**Problem requirements**
Find how many lines in the data below include the word "title", then write only that number.

**Input records**
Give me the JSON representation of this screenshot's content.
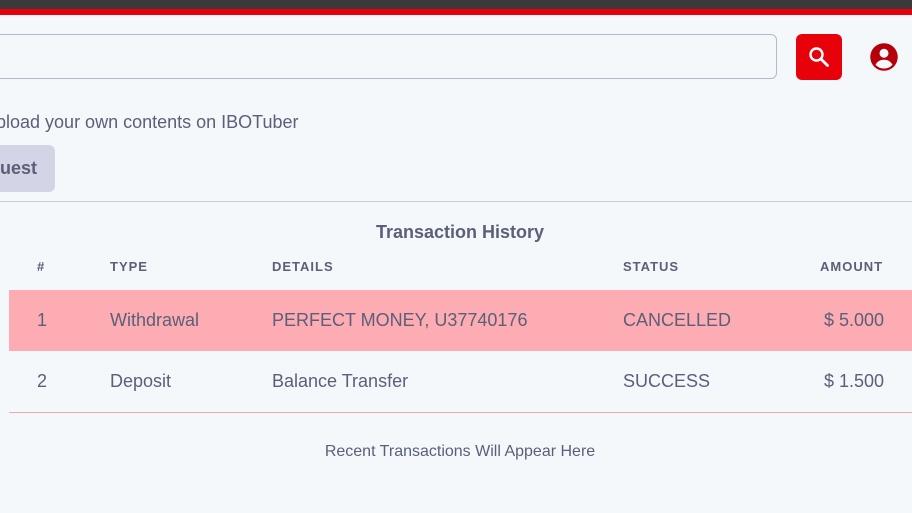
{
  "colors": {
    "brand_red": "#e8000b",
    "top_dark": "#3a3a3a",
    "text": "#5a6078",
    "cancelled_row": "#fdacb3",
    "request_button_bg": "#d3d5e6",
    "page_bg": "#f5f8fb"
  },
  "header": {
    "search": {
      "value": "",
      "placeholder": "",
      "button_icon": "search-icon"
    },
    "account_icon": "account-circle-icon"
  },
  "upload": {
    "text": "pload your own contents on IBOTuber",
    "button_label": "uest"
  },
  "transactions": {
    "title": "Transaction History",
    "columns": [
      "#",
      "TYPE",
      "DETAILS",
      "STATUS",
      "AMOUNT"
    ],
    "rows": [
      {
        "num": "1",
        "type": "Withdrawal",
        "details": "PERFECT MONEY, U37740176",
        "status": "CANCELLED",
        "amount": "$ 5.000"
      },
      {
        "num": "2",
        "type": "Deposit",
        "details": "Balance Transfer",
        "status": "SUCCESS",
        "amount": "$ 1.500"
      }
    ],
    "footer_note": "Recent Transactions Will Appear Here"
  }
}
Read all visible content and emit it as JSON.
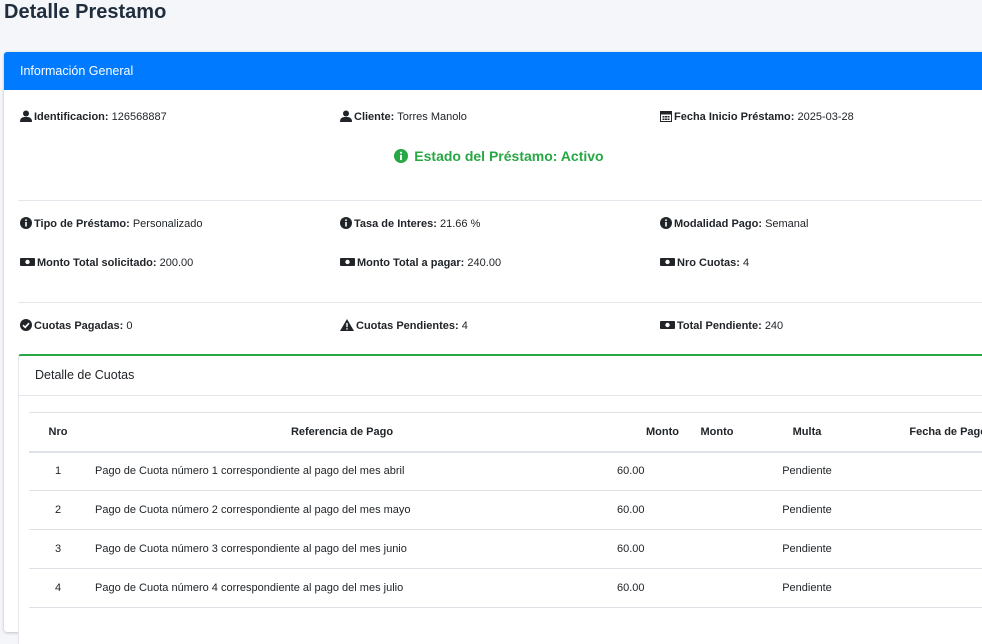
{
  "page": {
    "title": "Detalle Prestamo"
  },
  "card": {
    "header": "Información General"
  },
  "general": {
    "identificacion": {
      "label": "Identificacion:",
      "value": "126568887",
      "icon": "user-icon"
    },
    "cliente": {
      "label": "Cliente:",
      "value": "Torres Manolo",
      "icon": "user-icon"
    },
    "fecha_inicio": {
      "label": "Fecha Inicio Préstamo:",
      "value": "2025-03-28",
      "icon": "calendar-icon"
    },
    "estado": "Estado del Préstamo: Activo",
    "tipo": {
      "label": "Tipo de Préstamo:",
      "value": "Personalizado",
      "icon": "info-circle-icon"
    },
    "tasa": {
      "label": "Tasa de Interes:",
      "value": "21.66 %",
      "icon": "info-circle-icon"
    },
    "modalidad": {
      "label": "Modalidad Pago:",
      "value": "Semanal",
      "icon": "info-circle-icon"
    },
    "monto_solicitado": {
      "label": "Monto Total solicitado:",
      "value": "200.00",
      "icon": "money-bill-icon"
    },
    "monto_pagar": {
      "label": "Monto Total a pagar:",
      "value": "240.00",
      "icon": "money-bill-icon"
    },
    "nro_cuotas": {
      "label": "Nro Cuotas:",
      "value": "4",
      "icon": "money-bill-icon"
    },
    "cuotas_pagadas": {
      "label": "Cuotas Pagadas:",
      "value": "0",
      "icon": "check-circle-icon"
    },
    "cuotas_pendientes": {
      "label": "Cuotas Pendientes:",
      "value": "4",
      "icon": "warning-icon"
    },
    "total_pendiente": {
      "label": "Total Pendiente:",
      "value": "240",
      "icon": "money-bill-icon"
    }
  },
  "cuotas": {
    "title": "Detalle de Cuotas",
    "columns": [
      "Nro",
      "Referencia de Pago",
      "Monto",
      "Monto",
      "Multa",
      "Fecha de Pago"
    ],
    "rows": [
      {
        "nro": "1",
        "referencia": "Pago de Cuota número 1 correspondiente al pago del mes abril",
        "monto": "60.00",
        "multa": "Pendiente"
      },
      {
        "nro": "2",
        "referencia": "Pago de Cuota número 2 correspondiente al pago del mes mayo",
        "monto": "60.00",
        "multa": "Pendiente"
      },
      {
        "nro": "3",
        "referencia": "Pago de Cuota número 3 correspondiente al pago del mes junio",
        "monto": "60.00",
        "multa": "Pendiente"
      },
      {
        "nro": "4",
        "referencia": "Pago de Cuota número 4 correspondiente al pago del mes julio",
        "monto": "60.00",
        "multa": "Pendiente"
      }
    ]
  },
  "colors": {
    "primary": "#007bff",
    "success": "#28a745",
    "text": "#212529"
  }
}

**Reply to the task**
3